**Your goal:**
Skip the pictures and quote all of the lines exactly.

**Working data:**
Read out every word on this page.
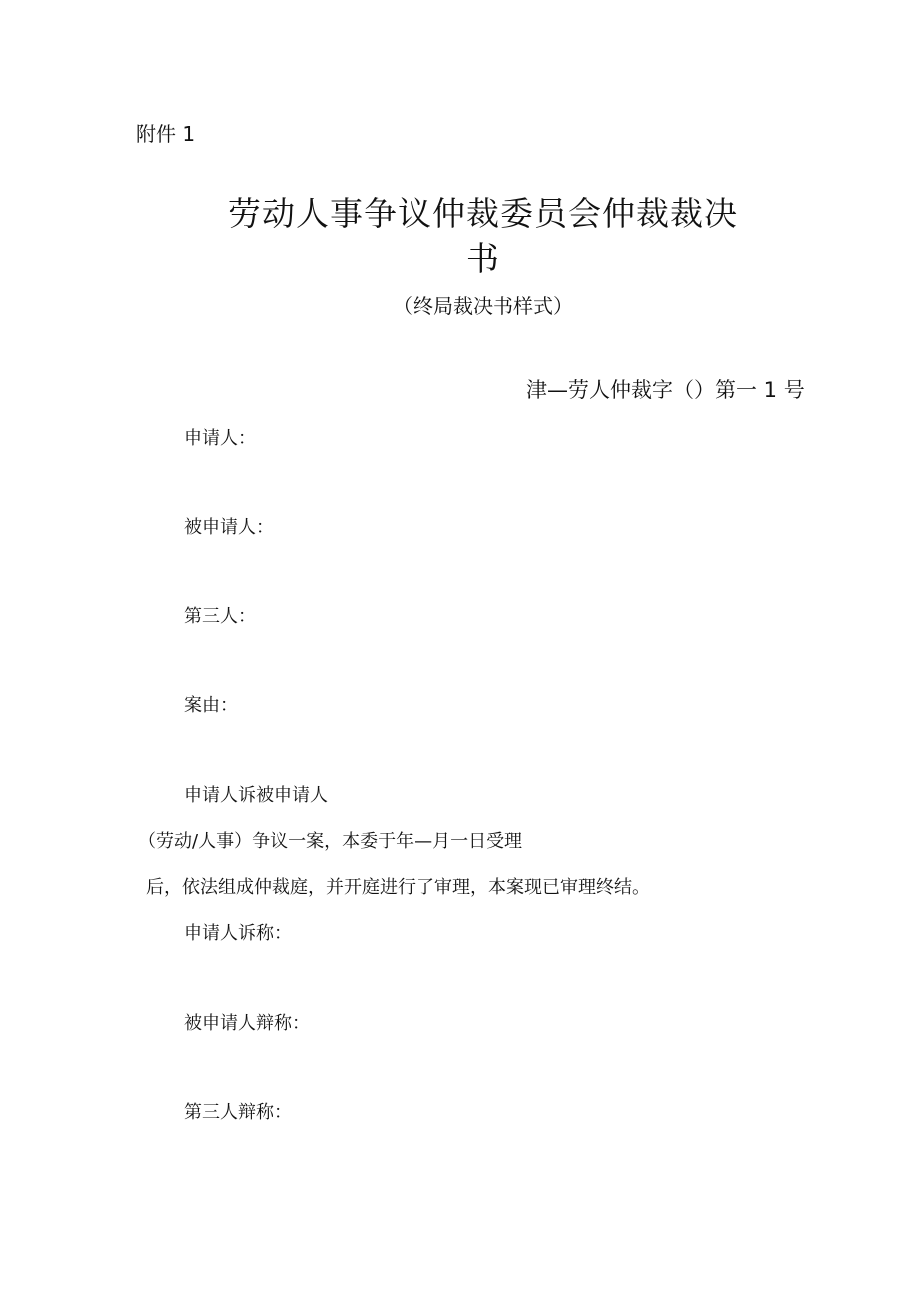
附件 1
劳动人事争议仲裁委员会仲裁裁决
书
（终局裁决书样式）
津—劳人仲裁字（）第一 1 号
申请人：
被申请人：
第三人：
案由：
申请人诉被申请人
（劳动/人事）争议一案，本委于年—月一日受理
后，依法组成仲裁庭，并开庭进行了审理，本案现已审理终结。
申请人诉称：
被申请人辩称：
第三人辩称：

**Written response:**
Read out every word on this page.
附件 1
劳动人事争议仲裁委员会仲裁裁决
书
（终局裁决书样式）
津—劳人仲裁字（）第一 1 号
申请人：
被申请人：
第三人：
案由：
申请人诉被申请人
（劳动/人事）争议一案，本委于年—月一日受理
后，依法组成仲裁庭，并开庭进行了审理，本案现已审理终结。
申请人诉称：
被申请人辩称：
第三人辩称：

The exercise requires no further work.